Task description – Show all lines from the data that include the word "Việt".

Extracted records –
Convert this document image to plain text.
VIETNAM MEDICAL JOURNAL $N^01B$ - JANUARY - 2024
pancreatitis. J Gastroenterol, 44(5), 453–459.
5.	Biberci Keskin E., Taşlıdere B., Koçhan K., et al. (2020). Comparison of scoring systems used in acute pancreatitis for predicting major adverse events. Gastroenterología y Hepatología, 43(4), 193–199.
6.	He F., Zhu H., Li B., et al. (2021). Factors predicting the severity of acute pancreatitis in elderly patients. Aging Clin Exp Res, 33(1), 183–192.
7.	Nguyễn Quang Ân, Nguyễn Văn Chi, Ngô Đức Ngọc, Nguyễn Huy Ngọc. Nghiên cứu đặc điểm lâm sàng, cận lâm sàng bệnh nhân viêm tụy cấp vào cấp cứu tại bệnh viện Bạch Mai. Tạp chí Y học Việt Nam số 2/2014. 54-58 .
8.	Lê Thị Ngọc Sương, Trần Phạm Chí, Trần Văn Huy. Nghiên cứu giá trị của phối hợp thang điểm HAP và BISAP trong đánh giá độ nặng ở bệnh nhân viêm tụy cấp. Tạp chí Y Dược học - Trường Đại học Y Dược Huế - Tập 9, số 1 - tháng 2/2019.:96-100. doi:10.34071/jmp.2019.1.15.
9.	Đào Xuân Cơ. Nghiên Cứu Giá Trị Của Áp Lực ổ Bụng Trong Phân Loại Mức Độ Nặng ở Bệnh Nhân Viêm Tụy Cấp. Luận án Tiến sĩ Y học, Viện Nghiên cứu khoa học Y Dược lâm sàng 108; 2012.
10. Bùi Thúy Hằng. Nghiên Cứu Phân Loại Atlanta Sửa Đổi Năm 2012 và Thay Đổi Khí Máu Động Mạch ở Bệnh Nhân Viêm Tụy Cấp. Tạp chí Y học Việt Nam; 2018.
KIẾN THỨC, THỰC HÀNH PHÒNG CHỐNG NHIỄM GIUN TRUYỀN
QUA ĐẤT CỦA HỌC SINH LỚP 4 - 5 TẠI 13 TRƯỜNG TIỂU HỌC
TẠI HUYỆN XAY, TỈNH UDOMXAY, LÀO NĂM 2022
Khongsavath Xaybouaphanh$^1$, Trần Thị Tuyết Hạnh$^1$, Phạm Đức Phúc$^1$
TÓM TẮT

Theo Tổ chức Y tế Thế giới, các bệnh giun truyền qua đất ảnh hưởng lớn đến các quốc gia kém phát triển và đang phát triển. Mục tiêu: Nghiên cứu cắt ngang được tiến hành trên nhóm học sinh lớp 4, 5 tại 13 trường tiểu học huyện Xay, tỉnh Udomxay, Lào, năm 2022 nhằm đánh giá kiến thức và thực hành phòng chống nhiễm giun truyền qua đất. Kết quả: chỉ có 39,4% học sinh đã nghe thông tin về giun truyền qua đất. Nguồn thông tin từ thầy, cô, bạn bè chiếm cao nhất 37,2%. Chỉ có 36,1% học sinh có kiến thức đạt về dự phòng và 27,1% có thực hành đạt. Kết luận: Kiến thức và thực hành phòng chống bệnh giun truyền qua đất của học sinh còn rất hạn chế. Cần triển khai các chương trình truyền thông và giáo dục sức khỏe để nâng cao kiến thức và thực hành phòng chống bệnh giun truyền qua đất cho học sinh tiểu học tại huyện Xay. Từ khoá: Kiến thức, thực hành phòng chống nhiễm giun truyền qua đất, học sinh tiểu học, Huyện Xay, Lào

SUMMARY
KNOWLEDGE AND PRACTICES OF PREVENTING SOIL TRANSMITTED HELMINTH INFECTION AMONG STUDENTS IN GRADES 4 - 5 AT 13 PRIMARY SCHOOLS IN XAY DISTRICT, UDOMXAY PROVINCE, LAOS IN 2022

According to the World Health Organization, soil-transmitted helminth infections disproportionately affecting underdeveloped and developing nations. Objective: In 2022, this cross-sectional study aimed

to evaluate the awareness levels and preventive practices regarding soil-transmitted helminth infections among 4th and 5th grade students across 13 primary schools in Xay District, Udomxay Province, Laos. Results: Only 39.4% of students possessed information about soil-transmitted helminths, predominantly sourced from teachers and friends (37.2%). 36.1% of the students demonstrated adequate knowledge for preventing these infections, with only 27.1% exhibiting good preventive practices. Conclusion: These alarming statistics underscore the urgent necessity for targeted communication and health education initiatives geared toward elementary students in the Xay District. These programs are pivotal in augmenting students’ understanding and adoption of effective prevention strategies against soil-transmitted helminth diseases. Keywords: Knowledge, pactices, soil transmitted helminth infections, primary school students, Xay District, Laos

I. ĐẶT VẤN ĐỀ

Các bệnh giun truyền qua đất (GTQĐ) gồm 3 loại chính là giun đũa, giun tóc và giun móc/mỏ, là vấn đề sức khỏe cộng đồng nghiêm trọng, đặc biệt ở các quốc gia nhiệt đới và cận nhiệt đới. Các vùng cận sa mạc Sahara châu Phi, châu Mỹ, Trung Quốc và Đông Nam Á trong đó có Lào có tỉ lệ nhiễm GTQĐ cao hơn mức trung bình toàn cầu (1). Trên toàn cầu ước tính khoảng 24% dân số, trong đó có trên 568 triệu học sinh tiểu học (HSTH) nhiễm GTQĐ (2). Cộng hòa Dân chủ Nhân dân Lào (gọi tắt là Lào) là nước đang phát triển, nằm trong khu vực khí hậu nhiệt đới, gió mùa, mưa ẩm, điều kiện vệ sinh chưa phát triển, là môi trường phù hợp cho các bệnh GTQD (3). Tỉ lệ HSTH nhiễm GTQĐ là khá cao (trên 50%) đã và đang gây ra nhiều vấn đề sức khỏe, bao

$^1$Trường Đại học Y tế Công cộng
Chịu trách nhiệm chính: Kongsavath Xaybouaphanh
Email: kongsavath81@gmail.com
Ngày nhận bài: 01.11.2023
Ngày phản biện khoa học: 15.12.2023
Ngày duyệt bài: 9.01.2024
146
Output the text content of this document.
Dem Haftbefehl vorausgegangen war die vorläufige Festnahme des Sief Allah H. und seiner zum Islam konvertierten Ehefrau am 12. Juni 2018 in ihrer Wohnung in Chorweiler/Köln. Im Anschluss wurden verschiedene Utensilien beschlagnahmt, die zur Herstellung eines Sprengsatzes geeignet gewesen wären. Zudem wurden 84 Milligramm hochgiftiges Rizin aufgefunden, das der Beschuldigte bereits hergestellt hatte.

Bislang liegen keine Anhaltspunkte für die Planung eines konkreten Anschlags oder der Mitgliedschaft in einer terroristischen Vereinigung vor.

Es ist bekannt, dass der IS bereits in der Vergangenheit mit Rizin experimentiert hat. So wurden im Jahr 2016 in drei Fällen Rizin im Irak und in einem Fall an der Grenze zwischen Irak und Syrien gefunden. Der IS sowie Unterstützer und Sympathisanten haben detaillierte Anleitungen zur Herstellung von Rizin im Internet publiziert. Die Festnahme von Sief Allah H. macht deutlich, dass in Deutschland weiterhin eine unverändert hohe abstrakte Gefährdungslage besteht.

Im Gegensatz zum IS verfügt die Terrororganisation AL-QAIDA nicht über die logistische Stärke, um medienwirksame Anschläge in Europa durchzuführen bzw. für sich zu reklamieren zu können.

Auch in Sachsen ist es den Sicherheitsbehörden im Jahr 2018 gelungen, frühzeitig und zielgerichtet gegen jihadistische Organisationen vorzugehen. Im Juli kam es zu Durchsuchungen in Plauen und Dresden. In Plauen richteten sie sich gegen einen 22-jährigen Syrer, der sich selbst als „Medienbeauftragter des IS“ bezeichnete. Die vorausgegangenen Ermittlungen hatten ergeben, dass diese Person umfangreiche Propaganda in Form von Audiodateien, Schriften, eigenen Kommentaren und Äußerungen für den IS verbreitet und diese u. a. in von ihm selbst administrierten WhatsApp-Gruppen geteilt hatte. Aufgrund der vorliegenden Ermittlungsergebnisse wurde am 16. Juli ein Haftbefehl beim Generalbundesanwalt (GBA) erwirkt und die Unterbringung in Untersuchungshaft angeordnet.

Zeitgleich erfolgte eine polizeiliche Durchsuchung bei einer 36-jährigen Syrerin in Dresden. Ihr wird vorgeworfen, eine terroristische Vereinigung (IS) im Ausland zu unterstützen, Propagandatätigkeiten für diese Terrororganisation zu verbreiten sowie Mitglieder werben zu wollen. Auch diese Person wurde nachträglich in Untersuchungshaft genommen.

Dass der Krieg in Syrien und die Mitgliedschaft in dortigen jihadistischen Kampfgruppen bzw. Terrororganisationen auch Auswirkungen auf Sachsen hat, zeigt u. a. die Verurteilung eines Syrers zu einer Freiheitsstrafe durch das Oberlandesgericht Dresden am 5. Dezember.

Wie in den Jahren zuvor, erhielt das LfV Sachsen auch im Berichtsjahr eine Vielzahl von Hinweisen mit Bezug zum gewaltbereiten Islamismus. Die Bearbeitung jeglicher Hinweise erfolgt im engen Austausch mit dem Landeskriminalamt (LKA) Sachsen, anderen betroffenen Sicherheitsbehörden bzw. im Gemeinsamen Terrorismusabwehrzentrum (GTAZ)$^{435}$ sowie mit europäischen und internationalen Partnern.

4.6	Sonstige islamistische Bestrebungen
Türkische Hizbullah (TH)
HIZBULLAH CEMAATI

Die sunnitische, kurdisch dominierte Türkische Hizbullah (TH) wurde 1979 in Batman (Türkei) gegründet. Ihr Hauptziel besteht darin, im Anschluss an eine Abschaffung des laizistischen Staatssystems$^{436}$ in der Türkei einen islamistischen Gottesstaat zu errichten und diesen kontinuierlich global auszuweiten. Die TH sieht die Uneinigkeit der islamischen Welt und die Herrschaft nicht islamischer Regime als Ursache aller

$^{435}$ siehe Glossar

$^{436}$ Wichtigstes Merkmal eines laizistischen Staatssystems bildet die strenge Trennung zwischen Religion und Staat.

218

Reply –
7.	Nguyễn Quang Ân, Nguyễn Văn Chi, Ngô Đức Ngọc, Nguyễn Huy Ngọc. Nghiên cứu đặc điểm lâm sàng, cận lâm sàng bệnh nhân viêm tụy cấp vào cấp cứu tại bệnh viện Bạch Mai. Tạp chí Y học Việt Nam số 2/2014. 54-58 .
10. Bùi Thúy Hằng. Nghiên Cứu Phân Loại Atlanta Sửa Đổi Năm 2012 và Thay Đổi Khí Máu Động Mạch ở Bệnh Nhân Viêm Tụy Cấp. Tạp chí Y học Việt Nam; 2018.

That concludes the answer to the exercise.